*Aim of the task*. Pull every line of the entries that has the word "content".

*Data shown*.
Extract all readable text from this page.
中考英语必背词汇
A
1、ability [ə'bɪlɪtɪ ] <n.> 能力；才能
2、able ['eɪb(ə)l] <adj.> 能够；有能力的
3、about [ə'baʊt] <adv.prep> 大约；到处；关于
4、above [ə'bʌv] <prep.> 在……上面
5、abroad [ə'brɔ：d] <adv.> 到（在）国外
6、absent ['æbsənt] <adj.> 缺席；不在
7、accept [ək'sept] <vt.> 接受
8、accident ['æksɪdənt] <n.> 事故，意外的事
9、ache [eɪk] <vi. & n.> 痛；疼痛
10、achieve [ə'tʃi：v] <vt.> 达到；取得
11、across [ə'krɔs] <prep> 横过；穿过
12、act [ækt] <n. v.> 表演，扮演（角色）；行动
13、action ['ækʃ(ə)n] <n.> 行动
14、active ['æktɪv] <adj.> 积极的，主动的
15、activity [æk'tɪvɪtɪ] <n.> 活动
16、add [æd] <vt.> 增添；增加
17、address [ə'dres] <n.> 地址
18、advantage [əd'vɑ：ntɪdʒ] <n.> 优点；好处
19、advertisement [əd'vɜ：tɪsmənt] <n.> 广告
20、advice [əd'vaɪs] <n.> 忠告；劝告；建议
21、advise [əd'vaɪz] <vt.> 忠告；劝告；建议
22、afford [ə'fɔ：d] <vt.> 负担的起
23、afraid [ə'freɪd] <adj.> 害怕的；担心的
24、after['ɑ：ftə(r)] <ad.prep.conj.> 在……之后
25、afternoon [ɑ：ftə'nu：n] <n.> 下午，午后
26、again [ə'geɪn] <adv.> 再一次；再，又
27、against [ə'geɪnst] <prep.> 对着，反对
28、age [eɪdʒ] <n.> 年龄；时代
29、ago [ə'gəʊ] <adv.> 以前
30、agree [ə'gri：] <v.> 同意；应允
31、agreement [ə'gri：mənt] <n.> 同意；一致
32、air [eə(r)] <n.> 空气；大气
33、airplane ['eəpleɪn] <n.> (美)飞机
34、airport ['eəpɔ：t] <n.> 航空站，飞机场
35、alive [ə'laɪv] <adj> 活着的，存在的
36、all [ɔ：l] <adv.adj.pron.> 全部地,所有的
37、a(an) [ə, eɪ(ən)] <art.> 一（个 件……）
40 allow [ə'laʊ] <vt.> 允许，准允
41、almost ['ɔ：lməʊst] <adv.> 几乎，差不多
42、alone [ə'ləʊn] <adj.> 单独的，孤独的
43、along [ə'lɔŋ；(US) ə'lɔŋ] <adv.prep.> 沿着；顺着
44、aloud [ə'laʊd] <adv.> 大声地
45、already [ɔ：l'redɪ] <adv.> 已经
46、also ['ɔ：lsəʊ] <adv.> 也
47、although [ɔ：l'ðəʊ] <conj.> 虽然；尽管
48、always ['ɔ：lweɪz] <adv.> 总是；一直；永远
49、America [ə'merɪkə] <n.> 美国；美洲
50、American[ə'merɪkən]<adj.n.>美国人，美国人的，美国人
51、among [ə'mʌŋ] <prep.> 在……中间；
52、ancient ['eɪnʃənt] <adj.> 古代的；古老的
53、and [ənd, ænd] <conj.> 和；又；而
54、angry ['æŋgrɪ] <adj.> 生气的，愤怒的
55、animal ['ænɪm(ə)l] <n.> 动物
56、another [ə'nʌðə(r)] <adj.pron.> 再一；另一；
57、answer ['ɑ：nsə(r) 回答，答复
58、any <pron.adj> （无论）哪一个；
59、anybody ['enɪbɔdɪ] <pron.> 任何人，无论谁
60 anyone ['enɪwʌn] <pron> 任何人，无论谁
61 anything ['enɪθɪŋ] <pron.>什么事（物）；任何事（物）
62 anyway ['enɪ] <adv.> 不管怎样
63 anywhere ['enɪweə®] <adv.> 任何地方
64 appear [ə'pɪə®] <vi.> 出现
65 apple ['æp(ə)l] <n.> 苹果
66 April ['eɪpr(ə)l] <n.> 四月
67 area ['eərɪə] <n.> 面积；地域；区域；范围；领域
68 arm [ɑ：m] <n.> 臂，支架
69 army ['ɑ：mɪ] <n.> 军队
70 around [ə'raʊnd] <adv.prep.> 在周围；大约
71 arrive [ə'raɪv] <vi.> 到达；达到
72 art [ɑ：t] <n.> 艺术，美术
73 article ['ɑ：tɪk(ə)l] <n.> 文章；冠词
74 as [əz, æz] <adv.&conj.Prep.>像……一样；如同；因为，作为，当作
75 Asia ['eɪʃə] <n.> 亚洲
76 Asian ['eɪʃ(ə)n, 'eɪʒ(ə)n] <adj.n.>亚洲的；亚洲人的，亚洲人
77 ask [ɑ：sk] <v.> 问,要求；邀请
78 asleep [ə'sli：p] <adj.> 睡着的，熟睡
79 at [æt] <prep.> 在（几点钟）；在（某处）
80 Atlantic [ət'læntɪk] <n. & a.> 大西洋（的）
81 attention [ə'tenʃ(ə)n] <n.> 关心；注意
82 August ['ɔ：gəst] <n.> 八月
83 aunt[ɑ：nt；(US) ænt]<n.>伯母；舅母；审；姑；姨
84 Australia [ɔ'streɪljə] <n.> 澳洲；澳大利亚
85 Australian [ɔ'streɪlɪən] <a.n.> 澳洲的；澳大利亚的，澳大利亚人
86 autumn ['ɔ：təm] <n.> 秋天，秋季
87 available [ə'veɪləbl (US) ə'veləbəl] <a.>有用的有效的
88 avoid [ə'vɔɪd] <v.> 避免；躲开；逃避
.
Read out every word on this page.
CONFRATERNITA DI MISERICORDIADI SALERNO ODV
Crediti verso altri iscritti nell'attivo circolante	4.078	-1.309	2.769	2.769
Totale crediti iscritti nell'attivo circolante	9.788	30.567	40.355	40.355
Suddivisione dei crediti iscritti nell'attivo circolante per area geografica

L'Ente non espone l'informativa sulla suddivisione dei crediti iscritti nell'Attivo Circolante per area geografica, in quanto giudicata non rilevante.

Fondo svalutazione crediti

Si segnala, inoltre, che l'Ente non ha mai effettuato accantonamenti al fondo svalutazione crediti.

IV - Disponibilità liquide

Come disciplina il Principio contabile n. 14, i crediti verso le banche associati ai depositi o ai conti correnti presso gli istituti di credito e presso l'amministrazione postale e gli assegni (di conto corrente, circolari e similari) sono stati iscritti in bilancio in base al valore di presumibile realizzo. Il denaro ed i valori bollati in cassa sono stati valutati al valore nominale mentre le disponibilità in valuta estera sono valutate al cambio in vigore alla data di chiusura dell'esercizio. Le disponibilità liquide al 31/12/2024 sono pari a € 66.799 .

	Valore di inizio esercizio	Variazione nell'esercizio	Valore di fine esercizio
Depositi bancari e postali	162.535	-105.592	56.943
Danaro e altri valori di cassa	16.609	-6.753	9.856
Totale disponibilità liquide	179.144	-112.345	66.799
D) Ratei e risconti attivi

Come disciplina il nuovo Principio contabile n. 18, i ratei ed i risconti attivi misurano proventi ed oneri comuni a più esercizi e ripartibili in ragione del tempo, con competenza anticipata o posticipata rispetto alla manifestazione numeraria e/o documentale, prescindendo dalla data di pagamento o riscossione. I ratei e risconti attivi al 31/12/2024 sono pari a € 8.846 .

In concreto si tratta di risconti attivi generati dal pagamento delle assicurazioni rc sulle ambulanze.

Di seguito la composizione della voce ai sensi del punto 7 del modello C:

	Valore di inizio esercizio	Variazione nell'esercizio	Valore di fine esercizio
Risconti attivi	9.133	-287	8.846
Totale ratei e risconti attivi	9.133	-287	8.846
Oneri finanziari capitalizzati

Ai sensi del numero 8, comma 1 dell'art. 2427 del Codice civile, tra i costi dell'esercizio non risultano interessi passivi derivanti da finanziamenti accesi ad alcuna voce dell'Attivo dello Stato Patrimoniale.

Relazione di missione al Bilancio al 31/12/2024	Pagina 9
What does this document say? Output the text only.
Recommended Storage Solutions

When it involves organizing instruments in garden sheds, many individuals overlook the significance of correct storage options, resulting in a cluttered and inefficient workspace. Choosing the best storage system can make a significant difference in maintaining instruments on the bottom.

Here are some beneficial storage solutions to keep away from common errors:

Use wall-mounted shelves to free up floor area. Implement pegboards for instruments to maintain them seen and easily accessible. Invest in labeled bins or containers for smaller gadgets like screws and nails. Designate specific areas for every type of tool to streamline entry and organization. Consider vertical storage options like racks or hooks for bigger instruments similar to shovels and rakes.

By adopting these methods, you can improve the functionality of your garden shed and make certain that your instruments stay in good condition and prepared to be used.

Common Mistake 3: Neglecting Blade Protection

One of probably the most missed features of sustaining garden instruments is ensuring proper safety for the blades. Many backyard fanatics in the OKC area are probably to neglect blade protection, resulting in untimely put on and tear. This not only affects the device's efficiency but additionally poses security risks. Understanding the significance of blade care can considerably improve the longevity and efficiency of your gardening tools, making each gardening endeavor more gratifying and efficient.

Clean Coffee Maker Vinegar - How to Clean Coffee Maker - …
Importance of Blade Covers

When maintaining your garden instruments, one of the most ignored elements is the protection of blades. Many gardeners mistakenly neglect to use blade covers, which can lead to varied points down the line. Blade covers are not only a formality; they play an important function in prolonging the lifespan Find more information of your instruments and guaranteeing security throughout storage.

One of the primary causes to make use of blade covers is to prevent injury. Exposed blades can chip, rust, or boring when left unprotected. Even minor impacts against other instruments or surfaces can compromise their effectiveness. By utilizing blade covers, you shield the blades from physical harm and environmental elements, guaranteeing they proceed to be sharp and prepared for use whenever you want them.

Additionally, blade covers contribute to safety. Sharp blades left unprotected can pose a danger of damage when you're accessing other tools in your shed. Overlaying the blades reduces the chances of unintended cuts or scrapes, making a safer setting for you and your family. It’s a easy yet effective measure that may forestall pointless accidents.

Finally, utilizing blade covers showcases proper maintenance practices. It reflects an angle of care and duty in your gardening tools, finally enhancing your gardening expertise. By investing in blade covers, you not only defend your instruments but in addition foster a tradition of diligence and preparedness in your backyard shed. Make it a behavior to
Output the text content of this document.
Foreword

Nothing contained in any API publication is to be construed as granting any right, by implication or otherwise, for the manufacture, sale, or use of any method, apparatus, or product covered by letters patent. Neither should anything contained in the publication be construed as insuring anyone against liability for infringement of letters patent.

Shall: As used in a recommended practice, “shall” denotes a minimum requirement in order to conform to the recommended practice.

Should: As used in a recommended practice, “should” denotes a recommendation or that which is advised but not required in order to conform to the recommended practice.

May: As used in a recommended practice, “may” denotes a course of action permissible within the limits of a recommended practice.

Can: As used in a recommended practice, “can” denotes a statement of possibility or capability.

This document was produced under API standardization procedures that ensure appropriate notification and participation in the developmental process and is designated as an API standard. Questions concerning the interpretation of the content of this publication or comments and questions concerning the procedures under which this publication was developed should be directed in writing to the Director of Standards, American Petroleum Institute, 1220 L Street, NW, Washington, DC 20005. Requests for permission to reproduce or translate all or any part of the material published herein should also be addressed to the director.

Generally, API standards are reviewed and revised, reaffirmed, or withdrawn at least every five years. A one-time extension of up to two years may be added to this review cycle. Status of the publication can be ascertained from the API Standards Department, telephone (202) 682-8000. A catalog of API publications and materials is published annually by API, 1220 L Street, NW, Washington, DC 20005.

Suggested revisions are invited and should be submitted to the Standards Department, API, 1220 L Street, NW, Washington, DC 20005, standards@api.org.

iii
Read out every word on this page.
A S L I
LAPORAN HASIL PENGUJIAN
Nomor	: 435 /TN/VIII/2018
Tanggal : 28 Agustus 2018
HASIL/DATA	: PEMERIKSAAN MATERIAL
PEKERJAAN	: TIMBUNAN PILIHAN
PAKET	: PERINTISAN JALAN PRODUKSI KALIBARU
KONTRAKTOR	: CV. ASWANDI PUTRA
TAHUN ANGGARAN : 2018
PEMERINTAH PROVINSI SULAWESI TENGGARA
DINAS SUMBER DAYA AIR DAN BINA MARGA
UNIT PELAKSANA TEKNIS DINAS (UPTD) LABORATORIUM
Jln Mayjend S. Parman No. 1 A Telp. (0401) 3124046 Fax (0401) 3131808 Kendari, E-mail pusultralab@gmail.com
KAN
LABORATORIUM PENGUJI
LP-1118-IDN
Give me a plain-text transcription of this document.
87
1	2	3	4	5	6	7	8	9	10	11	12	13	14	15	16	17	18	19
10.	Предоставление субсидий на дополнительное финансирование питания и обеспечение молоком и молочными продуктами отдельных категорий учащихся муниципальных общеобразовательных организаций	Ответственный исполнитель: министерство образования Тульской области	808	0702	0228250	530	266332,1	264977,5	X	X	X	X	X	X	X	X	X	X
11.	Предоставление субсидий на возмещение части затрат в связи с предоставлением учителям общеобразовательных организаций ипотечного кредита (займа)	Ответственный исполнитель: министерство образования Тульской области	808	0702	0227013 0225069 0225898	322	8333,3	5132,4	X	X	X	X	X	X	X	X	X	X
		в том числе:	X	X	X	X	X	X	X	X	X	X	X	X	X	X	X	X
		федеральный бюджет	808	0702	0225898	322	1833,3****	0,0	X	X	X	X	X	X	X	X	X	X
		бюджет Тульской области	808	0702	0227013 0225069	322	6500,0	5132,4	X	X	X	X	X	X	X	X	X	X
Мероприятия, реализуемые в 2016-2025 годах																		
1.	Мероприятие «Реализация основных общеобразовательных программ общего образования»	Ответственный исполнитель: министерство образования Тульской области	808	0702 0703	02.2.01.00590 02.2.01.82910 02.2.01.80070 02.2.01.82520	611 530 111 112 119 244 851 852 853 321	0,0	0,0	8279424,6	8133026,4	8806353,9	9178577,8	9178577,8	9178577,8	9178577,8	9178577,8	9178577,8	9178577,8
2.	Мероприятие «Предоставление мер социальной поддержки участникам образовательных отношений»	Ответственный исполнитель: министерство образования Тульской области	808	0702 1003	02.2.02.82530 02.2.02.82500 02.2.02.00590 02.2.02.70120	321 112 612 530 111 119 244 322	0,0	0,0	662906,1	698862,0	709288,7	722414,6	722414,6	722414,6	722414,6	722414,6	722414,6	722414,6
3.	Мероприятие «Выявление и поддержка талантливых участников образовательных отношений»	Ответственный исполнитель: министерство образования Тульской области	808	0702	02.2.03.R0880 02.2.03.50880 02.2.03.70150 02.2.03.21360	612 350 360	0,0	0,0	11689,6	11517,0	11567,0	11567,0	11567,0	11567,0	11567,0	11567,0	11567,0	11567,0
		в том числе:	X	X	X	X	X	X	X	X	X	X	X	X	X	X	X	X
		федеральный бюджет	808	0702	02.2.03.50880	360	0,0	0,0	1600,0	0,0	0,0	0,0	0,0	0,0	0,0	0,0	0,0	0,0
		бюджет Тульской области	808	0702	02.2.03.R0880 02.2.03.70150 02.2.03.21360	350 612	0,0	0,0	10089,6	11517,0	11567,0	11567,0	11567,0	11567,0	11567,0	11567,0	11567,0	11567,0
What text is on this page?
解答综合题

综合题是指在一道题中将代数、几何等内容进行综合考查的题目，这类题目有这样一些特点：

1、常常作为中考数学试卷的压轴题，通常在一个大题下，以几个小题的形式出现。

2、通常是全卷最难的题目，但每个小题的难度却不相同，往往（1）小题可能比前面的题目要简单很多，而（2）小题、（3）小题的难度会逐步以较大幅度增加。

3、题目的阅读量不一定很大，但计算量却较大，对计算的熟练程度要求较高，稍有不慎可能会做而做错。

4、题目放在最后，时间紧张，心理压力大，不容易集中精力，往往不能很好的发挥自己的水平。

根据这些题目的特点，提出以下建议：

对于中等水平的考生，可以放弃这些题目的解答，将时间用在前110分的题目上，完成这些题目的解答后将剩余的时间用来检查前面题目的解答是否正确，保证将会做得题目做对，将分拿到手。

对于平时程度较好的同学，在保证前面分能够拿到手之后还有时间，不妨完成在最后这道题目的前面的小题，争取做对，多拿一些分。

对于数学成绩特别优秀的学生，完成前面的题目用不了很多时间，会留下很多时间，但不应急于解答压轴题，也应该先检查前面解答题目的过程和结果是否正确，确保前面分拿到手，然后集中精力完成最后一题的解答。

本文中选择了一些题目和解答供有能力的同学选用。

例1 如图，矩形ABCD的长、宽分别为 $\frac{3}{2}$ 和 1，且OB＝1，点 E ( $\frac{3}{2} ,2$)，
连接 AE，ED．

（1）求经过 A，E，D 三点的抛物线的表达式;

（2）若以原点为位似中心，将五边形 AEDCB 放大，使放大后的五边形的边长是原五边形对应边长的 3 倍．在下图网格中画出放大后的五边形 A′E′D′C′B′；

*Solution*.
Output the text content of this document.
This document was produced under API standardization procedures that ensure appropriate notification and participation in the developmental process and is designated as an API standard. Questions concerning the interpretation of the content of this publication or comments and questions concerning the procedures under which this publication was developed should be directed in writing to the Director of Standards, American Petroleum Institute, 1220 L Street, NW, Washington, DC 20005. Requests for permission to reproduce or translate all or any part of the material published herein should also be addressed to the director.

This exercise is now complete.